## Activity
Answer these questions from the article on new truck demand:
1. By what percentage did UK registrations of new heavy goods vehicles rise in 2023?
2. Who is named as the SMMT Chief Executive?
3. How many rigid trucks were registered?

Image: Representatives of the UK’s key logistics industry bodies call on the next government to appoint a logistics minister

Demand for new trucks grows for second year running as more businesses go green

Demand for new trucks grows for second year running as more businesses go green

21.2.2024 | Haulage

Demand for new trucks grows for second year running as more businesses go green

46,227 new trucks of all types, sizes and technologies were put on the road last year, representing the best annual total since 2019. 

  • UK’s new truck market grows for the second consecutive year, up 13.5% to 46,227 units in 2023 – the best performance since 2019.
  • Demand soars for rigid and articulated trucks, rising 14.7% and 12.2% respectively.
  • Zero emission HGV registrations triple year on year, but at just 0.5%, market share uptake must accelerate quickly to meet the UK’s 2035 truck target.
  • A national plan for public and depot infrastructure is needed urgently to boost operator confidence in electric and hydrogen trucks.

Demand for new heavy goods vehicles (HGVs) grew for the second year running with UK registrations up 13.5% in 2023, according to the latest figures published today by the Society of Motor Manufacturers and Traders (SMMT). Some 46,227 new trucks of all types, sizes and technologies were put on the road last year, representing the best annual total since 20191 as more businesses invested in their fleets.

Mike Hawes, SMMT Chief Executive, said,

Two years of growing demand for the very latest, fuel-efficient trucks amid testing times reflects these vehicles’ importance to the British economy – and with some HGVs facing the same 2035 end-of-sale date as cars and vans, the sector is also critical to our green goals. The increasing availability of electric and hydrogen models – and record demand for them – is encouraging market growth, but operators need cast-iron confidence to switch. More than ever, the government must compel truck infrastructure rollout and provide a signal that the time to invest is now.

The bulk of new HGVs were rigid trucks, up 14.7% to 24,439 units – more than half (52.9%) of the market – while demand for articulated trucks was also strong, rising 12.2% to 21,788 units. More specifically, the most popular truck body type continues to be tractors, typically used for the largest delivery trucks, up 12.4% to represent some 46.4% of the market. Demand for box vans – typically used for chilled and fragile goods distribution in urban areas – rose 19.2%, while uptake of curtain-sided trucks and refuse vehicles increased by 37.4% and 14.4% respectively. Tipper registrations declined, however, down -9.2% compared with a strong 2022.

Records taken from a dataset
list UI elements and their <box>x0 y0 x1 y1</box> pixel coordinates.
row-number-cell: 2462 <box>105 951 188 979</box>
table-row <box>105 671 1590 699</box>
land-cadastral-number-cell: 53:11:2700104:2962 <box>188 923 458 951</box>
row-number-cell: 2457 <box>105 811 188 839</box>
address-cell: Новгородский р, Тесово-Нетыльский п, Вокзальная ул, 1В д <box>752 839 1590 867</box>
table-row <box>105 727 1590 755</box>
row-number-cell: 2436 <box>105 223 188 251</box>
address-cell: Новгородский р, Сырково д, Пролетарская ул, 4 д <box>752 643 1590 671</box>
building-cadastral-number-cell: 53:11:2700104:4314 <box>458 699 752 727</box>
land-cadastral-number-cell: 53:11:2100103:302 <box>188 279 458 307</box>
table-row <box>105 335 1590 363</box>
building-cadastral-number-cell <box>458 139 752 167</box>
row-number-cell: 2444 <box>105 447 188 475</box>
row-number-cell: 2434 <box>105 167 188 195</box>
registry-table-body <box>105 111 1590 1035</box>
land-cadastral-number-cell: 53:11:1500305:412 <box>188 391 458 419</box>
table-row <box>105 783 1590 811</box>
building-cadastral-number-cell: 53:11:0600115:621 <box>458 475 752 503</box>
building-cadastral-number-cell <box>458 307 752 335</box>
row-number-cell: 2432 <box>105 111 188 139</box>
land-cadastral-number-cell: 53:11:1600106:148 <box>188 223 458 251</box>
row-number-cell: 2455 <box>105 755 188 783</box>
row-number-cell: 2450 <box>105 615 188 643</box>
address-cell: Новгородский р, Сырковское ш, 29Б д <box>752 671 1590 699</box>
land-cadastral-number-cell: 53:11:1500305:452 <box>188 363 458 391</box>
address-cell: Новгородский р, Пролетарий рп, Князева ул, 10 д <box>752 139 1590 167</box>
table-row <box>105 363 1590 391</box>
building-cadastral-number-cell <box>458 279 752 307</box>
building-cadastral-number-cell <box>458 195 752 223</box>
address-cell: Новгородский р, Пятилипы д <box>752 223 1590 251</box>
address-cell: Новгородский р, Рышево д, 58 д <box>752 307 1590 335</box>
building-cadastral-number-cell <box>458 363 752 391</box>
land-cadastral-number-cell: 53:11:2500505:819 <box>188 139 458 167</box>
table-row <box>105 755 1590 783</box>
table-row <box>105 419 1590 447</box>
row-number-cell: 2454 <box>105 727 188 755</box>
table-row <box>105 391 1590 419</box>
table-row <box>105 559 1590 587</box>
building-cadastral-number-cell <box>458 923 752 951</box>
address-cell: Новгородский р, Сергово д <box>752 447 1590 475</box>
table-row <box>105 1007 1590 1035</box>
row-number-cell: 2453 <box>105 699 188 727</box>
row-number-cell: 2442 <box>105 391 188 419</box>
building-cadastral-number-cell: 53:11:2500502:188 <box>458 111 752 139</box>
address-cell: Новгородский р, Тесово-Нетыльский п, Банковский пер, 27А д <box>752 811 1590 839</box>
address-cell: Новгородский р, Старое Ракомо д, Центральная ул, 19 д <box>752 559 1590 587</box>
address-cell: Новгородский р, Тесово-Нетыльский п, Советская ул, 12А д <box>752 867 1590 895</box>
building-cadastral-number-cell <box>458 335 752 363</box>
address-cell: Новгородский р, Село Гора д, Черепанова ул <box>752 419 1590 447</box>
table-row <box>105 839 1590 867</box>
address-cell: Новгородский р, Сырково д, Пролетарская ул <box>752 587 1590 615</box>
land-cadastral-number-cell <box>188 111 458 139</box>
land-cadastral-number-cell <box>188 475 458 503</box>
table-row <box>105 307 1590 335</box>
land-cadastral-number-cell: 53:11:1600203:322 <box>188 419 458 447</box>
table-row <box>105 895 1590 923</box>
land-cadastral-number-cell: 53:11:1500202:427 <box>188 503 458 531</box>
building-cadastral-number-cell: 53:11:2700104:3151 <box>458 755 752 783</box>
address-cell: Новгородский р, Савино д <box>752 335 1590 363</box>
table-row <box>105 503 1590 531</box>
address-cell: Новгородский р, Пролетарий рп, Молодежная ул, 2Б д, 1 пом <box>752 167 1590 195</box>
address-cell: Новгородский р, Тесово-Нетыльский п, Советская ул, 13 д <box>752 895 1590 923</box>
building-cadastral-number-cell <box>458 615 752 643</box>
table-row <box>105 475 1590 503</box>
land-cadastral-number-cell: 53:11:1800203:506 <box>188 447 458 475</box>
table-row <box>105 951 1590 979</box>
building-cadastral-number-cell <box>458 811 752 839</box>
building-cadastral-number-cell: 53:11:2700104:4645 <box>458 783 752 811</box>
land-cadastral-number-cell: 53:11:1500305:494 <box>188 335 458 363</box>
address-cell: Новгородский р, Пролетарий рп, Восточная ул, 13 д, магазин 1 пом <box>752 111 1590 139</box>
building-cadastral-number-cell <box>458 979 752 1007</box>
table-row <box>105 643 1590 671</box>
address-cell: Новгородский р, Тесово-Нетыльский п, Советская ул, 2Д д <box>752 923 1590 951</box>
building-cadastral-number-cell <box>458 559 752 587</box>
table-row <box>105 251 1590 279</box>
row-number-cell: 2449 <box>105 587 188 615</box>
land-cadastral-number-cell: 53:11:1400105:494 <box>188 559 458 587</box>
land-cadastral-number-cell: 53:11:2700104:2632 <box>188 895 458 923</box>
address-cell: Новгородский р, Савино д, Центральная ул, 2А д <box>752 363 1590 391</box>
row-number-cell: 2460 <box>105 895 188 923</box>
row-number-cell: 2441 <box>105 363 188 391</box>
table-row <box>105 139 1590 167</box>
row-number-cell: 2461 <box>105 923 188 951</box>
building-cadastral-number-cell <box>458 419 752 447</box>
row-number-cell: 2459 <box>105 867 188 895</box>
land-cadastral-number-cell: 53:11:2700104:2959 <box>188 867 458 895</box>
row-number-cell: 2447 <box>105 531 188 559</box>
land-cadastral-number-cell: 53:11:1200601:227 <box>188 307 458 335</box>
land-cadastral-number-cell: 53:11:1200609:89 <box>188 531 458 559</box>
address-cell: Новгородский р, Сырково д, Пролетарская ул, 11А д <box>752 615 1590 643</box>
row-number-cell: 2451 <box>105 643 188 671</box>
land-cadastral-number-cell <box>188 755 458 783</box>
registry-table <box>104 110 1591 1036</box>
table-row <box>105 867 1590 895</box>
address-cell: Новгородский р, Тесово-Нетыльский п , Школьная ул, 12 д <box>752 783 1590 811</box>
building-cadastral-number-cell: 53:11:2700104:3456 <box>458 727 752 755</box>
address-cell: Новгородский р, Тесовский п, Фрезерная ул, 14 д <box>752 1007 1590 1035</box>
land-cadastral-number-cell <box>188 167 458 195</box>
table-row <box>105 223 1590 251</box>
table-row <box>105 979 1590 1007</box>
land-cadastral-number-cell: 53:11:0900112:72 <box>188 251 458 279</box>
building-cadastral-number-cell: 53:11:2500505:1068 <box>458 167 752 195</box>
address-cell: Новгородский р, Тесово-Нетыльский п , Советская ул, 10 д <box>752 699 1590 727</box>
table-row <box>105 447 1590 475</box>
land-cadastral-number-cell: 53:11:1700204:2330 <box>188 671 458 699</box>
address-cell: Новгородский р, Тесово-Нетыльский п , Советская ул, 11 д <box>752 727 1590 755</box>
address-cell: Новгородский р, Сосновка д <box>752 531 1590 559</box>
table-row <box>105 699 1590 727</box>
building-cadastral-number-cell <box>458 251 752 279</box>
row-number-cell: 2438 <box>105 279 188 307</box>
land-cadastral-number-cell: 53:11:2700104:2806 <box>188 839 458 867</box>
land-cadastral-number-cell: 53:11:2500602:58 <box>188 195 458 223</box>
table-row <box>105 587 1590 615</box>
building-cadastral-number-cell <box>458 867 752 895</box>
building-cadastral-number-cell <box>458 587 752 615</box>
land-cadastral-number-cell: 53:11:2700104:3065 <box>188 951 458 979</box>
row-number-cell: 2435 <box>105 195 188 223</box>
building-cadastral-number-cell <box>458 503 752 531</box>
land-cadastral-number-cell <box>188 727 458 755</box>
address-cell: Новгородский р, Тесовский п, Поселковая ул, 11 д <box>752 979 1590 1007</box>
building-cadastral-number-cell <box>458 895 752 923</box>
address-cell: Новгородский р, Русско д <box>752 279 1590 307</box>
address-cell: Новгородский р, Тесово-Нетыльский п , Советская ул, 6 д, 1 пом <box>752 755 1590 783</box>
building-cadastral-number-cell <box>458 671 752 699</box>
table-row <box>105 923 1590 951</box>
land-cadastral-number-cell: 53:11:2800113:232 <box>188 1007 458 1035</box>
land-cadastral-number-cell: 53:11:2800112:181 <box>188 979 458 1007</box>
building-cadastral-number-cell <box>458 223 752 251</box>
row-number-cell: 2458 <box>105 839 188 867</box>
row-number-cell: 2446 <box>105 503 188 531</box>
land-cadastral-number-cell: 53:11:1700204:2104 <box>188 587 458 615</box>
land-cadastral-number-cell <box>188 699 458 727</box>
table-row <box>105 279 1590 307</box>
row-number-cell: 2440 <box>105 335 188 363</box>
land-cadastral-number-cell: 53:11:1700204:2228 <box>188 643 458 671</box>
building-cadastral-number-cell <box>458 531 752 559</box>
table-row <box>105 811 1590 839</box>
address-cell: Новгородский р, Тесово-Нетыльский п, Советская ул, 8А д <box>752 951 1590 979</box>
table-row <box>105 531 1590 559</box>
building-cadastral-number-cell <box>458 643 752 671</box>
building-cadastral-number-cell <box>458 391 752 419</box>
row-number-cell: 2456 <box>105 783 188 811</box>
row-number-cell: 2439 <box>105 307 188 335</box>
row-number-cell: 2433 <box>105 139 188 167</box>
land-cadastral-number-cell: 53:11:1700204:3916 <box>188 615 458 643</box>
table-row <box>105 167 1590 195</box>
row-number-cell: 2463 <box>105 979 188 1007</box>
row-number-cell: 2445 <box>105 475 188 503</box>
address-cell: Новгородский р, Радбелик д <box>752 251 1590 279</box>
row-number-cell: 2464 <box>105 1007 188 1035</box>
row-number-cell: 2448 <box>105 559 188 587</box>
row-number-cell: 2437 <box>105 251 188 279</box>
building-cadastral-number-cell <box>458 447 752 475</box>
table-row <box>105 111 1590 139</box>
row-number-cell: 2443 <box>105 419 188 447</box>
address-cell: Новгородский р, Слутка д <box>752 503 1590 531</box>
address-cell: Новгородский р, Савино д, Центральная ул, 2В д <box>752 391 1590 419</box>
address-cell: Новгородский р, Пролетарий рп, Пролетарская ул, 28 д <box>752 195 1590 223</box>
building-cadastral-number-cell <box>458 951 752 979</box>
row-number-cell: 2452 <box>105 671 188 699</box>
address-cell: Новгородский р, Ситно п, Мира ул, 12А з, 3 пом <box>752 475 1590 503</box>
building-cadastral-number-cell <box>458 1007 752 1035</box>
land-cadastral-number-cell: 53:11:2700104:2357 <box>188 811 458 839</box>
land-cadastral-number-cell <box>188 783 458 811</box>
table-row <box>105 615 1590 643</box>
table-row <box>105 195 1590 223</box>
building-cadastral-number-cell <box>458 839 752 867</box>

## Response area
1. 13.5%
2. Mike Hawes
3. 24,439 units